[Some records]
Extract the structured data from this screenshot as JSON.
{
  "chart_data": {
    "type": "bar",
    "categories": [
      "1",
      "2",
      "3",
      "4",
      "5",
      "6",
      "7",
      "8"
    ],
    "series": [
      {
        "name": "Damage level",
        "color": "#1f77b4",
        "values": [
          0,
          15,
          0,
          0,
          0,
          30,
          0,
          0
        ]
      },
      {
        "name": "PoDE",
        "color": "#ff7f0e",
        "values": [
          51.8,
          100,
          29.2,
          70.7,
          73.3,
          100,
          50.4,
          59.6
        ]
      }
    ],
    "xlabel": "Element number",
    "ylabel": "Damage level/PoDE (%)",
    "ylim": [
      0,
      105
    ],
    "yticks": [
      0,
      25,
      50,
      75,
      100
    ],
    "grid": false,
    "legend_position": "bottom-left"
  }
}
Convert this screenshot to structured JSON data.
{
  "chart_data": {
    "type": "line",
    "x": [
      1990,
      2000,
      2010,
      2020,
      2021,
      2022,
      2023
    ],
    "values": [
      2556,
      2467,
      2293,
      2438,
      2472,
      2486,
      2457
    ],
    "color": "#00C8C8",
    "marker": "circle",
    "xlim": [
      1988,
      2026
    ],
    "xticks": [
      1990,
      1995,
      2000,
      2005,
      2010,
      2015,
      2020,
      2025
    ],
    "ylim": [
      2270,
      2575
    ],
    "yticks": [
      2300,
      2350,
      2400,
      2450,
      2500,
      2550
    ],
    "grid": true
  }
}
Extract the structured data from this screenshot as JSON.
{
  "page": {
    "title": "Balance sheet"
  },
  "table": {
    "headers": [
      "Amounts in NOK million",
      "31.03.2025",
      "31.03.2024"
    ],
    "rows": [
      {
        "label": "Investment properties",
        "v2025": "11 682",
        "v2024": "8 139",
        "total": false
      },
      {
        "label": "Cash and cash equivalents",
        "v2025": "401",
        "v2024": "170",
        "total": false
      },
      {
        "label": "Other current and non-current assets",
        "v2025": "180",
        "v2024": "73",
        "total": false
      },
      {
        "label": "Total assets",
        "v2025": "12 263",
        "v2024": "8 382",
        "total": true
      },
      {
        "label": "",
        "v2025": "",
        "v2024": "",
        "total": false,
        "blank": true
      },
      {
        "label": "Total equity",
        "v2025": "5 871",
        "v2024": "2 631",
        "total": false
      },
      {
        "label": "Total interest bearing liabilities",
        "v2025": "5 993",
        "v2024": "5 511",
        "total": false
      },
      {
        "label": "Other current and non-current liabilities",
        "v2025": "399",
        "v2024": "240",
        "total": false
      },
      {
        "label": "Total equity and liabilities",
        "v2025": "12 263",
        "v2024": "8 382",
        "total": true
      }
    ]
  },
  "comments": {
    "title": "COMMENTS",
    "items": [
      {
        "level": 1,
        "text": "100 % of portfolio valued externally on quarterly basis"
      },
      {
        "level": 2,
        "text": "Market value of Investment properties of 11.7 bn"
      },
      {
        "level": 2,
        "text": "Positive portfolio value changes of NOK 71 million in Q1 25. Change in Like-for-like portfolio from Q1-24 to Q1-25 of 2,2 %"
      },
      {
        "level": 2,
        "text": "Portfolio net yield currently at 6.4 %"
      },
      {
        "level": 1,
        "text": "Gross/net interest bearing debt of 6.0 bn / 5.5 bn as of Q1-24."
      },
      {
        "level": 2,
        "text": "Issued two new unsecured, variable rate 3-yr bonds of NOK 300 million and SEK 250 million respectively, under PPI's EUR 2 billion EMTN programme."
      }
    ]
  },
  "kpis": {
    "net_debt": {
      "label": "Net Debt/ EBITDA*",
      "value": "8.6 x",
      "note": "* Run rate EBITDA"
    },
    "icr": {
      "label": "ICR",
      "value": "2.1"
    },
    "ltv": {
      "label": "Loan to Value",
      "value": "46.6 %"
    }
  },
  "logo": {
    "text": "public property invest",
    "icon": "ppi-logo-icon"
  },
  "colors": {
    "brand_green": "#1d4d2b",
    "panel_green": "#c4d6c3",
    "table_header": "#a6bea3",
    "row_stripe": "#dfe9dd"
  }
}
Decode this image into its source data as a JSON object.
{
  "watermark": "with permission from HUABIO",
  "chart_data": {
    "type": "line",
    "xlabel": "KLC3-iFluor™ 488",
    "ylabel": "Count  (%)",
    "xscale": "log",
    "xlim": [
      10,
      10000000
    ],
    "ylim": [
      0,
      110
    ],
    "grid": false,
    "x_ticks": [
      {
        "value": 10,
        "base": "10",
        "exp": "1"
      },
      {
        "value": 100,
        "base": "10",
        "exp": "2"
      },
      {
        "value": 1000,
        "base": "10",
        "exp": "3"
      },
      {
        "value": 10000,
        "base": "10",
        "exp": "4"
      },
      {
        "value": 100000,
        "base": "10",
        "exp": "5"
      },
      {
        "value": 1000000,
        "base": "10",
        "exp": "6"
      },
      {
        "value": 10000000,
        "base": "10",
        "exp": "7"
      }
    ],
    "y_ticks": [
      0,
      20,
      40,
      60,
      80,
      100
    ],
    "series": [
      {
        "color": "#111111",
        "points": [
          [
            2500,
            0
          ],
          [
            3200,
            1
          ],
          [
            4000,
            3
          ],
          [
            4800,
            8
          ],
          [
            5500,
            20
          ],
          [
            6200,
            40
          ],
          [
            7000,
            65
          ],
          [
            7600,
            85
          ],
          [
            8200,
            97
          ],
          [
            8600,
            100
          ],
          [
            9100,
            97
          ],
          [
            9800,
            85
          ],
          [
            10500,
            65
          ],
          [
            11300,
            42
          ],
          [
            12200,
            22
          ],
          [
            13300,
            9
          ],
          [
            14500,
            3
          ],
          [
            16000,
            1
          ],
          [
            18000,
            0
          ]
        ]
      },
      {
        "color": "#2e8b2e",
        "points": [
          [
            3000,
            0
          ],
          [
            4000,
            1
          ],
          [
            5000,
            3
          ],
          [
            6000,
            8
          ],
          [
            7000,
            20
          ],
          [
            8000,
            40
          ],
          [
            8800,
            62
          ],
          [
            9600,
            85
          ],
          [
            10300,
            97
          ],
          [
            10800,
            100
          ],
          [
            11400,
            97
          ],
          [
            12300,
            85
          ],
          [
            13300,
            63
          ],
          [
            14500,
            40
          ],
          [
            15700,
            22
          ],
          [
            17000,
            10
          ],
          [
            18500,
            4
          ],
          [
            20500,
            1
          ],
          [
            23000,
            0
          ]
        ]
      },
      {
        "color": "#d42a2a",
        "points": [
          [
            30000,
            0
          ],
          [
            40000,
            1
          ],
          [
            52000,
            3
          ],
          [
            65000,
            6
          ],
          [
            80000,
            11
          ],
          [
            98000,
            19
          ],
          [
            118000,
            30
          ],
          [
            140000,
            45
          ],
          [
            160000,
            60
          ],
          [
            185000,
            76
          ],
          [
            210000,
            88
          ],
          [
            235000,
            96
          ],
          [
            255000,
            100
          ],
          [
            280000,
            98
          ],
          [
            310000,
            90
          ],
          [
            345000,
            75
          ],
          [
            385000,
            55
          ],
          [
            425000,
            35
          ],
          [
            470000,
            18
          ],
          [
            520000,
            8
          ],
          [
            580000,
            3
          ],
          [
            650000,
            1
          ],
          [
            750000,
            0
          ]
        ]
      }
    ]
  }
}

■ WHAT IS EXPECTED:
Identify and list each line with the word "ylabel".

■ TASK RESULT:
    "ylabel": "Damage level/PoDE (%)",
    "ylabel": "Count  (%)",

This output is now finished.